Your objective>
Copy out every line of the items below without changing anything.

★ ★ ★ ★ ★

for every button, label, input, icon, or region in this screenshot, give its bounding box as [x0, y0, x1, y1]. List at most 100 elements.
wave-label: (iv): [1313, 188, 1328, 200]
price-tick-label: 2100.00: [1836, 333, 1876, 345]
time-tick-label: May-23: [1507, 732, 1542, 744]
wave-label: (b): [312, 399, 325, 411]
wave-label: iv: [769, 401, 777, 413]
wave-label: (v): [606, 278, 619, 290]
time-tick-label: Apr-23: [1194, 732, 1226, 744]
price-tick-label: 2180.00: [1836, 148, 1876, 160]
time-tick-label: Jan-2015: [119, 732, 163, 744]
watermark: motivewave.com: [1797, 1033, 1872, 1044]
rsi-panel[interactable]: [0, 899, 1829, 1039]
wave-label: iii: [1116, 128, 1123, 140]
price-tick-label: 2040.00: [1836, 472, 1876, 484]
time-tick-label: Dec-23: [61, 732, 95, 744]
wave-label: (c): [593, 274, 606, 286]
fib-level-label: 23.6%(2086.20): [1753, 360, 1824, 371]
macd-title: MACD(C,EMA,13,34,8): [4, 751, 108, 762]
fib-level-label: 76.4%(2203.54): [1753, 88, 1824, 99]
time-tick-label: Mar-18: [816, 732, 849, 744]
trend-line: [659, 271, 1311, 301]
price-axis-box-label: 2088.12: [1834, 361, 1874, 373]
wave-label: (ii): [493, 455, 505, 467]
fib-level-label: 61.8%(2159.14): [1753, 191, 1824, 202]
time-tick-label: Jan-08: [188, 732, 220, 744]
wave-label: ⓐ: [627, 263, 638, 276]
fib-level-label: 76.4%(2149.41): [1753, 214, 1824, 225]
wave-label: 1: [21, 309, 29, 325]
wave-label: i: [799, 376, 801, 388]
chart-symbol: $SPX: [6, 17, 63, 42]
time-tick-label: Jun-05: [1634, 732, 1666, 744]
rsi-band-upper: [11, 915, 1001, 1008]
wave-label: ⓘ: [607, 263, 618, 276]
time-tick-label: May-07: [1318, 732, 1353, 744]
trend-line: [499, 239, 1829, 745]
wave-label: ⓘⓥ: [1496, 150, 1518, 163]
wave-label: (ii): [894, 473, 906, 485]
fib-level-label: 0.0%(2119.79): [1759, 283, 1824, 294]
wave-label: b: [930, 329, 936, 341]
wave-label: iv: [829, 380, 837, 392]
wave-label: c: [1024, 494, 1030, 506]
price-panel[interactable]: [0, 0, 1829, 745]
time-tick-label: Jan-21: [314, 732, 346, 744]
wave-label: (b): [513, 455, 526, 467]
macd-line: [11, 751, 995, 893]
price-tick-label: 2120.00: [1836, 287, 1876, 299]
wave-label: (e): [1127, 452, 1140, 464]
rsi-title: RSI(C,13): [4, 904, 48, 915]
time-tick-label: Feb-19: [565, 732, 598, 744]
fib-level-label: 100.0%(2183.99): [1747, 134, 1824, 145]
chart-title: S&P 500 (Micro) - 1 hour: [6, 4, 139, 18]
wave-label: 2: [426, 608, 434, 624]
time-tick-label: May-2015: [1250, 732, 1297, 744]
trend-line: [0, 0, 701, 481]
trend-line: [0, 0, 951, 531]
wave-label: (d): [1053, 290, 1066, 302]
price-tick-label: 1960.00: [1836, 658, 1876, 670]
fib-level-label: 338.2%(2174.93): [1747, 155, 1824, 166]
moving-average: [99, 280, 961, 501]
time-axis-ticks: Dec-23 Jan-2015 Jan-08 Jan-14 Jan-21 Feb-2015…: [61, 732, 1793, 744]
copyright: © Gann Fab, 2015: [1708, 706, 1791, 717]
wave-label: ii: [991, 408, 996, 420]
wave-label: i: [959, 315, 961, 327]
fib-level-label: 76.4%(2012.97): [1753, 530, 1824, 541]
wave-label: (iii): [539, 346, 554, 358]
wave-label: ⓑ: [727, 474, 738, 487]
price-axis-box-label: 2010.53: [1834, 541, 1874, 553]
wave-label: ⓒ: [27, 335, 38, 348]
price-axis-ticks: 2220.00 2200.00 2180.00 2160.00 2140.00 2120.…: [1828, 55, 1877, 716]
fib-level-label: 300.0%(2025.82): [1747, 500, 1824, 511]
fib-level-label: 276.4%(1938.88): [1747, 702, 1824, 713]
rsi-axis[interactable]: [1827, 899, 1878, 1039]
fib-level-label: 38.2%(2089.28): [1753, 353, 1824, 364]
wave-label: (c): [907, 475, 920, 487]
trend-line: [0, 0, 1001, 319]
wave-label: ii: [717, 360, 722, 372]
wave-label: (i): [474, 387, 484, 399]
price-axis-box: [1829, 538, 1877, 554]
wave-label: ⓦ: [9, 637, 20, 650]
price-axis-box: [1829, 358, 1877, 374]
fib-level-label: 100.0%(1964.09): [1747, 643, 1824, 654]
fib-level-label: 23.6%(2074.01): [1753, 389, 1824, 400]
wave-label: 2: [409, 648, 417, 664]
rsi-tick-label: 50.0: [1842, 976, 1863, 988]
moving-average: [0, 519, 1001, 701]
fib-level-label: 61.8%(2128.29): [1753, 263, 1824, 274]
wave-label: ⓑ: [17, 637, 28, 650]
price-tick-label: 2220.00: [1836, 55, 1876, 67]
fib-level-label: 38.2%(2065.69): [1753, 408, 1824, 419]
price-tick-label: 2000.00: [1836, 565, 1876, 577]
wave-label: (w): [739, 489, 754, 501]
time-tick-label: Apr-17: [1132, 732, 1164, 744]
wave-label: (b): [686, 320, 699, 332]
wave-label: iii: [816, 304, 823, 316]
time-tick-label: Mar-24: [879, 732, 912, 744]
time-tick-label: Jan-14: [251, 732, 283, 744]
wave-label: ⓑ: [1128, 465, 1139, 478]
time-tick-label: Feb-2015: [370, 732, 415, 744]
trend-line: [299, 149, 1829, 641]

★ ★ ★ ★ ★

Worked solution>
for every button, label, input, icon, or region in this screenshot, give its bounding box as [x0, y0, x1, y1]. List at most 100 elements.
wave-label: (iv): [1313, 188, 1328, 200]
price-tick-label: 2100.00: [1836, 333, 1876, 345]
time-tick-label: May-23: [1507, 732, 1542, 744]
wave-label: (b): [312, 399, 325, 411]
wave-label: iv: [769, 401, 777, 413]
wave-label: (v): [606, 278, 619, 290]
time-tick-label: Apr-23: [1194, 732, 1226, 744]
price-tick-label: 2180.00: [1836, 148, 1876, 160]
time-tick-label: Jan-2015: [119, 732, 163, 744]
watermark: motivewave.com: [1797, 1033, 1872, 1044]
rsi-panel[interactable]: [0, 899, 1829, 1039]
wave-label: iii: [1116, 128, 1123, 140]
price-tick-label: 2040.00: [1836, 472, 1876, 484]
time-tick-label: Dec-23: [61, 732, 95, 744]
wave-label: (c): [593, 274, 606, 286]
fib-level-label: 23.6%(2086.20): [1753, 360, 1824, 371]
macd-title: MACD(C,EMA,13,34,8): [4, 751, 108, 762]
fib-level-label: 76.4%(2203.54): [1753, 88, 1824, 99]
time-tick-label: Mar-18: [816, 732, 849, 744]
trend-line: [659, 271, 1311, 301]
price-axis-box-label: 2088.12: [1834, 361, 1874, 373]
wave-label: (ii): [493, 455, 505, 467]
fib-level-label: 61.8%(2159.14): [1753, 191, 1824, 202]
time-tick-label: Jan-08: [188, 732, 220, 744]
wave-label: ⓐ: [627, 263, 638, 276]
fib-level-label: 76.4%(2149.41): [1753, 214, 1824, 225]
wave-label: 1: [21, 309, 29, 325]
wave-label: i: [799, 376, 801, 388]
chart-symbol: $SPX: [6, 17, 63, 42]
time-tick-label: Jun-05: [1634, 732, 1666, 744]
rsi-band-upper: [11, 915, 1001, 1008]
wave-label: ⓘ: [607, 263, 618, 276]
time-tick-label: May-07: [1318, 732, 1353, 744]
trend-line: [499, 239, 1829, 745]
wave-label: ⓘⓥ: [1496, 150, 1518, 163]
wave-label: (ii): [894, 473, 906, 485]
fib-level-label: 0.0%(2119.79): [1759, 283, 1824, 294]
wave-label: b: [930, 329, 936, 341]
wave-label: iv: [829, 380, 837, 392]
wave-label: c: [1024, 494, 1030, 506]
price-panel[interactable]: [0, 0, 1829, 745]
time-tick-label: Jan-21: [314, 732, 346, 744]
wave-label: (b): [513, 455, 526, 467]
macd-line: [11, 751, 995, 893]
price-tick-label: 2120.00: [1836, 287, 1876, 299]
wave-label: (e): [1127, 452, 1140, 464]
rsi-title: RSI(C,13): [4, 904, 48, 915]
time-tick-label: Feb-19: [565, 732, 598, 744]
fib-level-label: 100.0%(2183.99): [1747, 134, 1824, 145]
chart-title: S&P 500 (Micro) - 1 hour: [6, 4, 139, 18]
wave-label: 2: [426, 608, 434, 624]
time-tick-label: May-2015: [1250, 732, 1297, 744]
trend-line: [0, 0, 701, 481]
trend-line: [0, 0, 951, 531]
wave-label: (d): [1053, 290, 1066, 302]
price-tick-label: 1960.00: [1836, 658, 1876, 670]
fib-level-label: 338.2%(2174.93): [1747, 155, 1824, 166]
moving-average: [99, 280, 961, 501]
time-axis-ticks: Dec-23 Jan-2015 Jan-08 Jan-14 Jan-21 Feb-2015…: [61, 732, 1793, 744]
copyright: © Gann Fab, 2015: [1708, 706, 1791, 717]
wave-label: ii: [991, 408, 996, 420]
wave-label: i: [959, 315, 961, 327]
fib-level-label: 76.4%(2012.97): [1753, 530, 1824, 541]
wave-label: (iii): [539, 346, 554, 358]
wave-label: ⓑ: [727, 474, 738, 487]
price-axis-box-label: 2010.53: [1834, 541, 1874, 553]
wave-label: ⓒ: [27, 335, 38, 348]
price-axis-ticks: 2220.00 2200.00 2180.00 2160.00 2140.00 2120.…: [1828, 55, 1877, 716]
fib-level-label: 300.0%(2025.82): [1747, 500, 1824, 511]
fib-level-label: 276.4%(1938.88): [1747, 702, 1824, 713]
rsi-axis[interactable]: [1827, 899, 1878, 1039]
fib-level-label: 38.2%(2089.28): [1753, 353, 1824, 364]
wave-label: (c): [907, 475, 920, 487]
trend-line: [0, 0, 1001, 319]
wave-label: ii: [717, 360, 722, 372]
wave-label: (i): [474, 387, 484, 399]
price-axis-box: [1829, 538, 1877, 554]
wave-label: ⓦ: [9, 637, 20, 650]
price-axis-box: [1829, 358, 1877, 374]
fib-level-label: 100.0%(1964.09): [1747, 643, 1824, 654]
fib-level-label: 23.6%(2074.01): [1753, 389, 1824, 400]
wave-label: 2: [409, 648, 417, 664]
rsi-tick-label: 50.0: [1842, 976, 1863, 988]
moving-average: [0, 519, 1001, 701]
fib-level-label: 61.8%(2128.29): [1753, 263, 1824, 274]
wave-label: ⓑ: [17, 637, 28, 650]
price-tick-label: 2220.00: [1836, 55, 1876, 67]
fib-level-label: 38.2%(2065.69): [1753, 408, 1824, 419]
price-tick-label: 2000.00: [1836, 565, 1876, 577]
wave-label: (w): [739, 489, 754, 501]
time-tick-label: Apr-17: [1132, 732, 1164, 744]
wave-label: (b): [686, 320, 699, 332]
wave-label: iii: [816, 304, 823, 316]
time-tick-label: Mar-24: [879, 732, 912, 744]
time-tick-label: Jan-14: [251, 732, 283, 744]
wave-label: ⓑ: [1128, 465, 1139, 478]
time-tick-label: Feb-2015: [370, 732, 415, 744]
trend-line: [299, 149, 1829, 641]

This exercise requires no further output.